§ **EXERCISE**
Go through the records underneath and count the lines that include the string "radio". Give nothing but the number.

§ **RAW RECORDS**
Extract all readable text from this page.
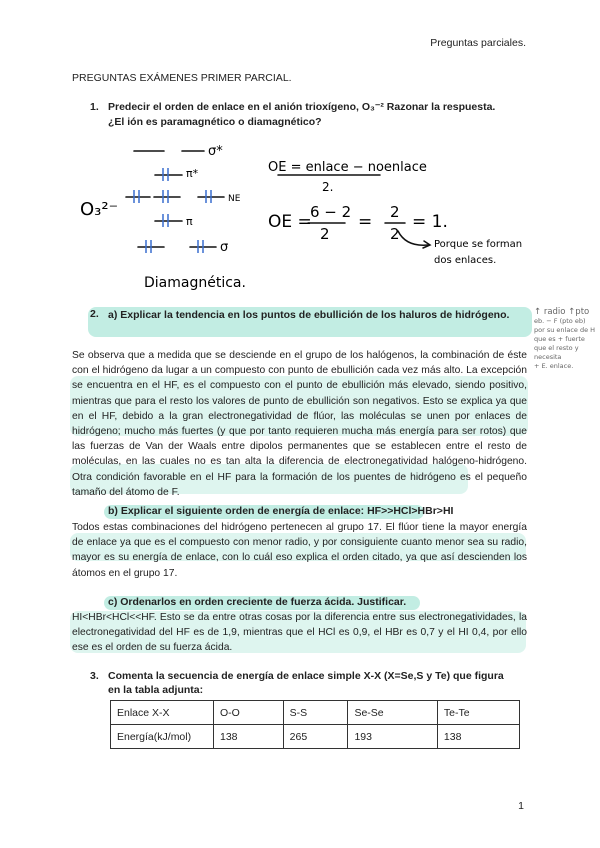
Preguntas parciales.
PREGUNTAS EXÁMENES PRIMER PARCIAL.
1. Predecir el orden de enlace en el anión trioxígeno, O₃⁻² Razonar la respuesta.
¿El ión es paramagnético o diamagnético?
σ*
π*
NE
π
σ
O₃²⁻
OE = enlace − noenlace
2.
OE =
6 − 2
2
= 2
2
= 1.
Porque se forman
dos enlaces.
Diamagnética.
2. a) Explicar la tendencia en los puntos de ebullición de los haluros de hidrógeno.	↑ radio ↑pto
eb. − F (pto eb)
por su enlace de H
que es + fuerte
que el resto y necesita
+ E. enlace.
Se observa que a medida que se desciende en el grupo de los halógenos, la combinación de éste con el hidrógeno da lugar a un compuesto con punto de ebullición cada vez más alto. La excepción se encuentra en el HF, es el compuesto con el punto de ebullición más elevado, siendo positivo, mientras que para el resto los valores de punto de ebullición son negativos. Esto se explica ya que en el HF, debido a la gran electronegatividad de flúor, las moléculas se unen por enlaces de hidrógeno; mucho más fuertes (y que por tanto requieren mucha más energía para ser rotos) que las fuerzas de Van der Waals entre dipolos permanentes que se establecen entre el resto de moléculas, en las cuales no es tan alta la diferencia de electronegatividad halógeno-hidrógeno. Otra condición favorable en el HF para la formación de los puentes de hidrógeno es el pequeño tamaño del átomo de F.
b) Explicar el siguiente orden de energía de enlace: HF>>HCl>HBr>HI
Todos estas combinaciones del hidrógeno pertenecen al grupo 17. El flúor tiene la mayor energía de enlace ya que es el compuesto con menor radio, y por consiguiente cuanto menor sea su radio, mayor es su energía de enlace, con lo cuál eso explica el orden citado, ya que así descienden los átomos en el grupo 17.
c) Ordenarlos en orden creciente de fuerza ácida. Justificar.
HI<HBr<HCl<<HF. Esto se da entre otras cosas por la diferencia entre sus electronegatividades, la electronegatividad del HF es de 1,9, mientras que el HCl es 0,9, el HBr es 0,7 y el HI 0,4, por ello ese es el orden de su fuerza ácida.
3. Comenta la secuencia de energía de enlace simple X-X (X=Se,S y Te) que figura
en la tabla adjunta:
Enlace X-X	O-O	S-S	Se-Se	Te-Te
Energía(kJ/mol)	138	265	193	138
1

§ **WRITTEN SOLUTION**
2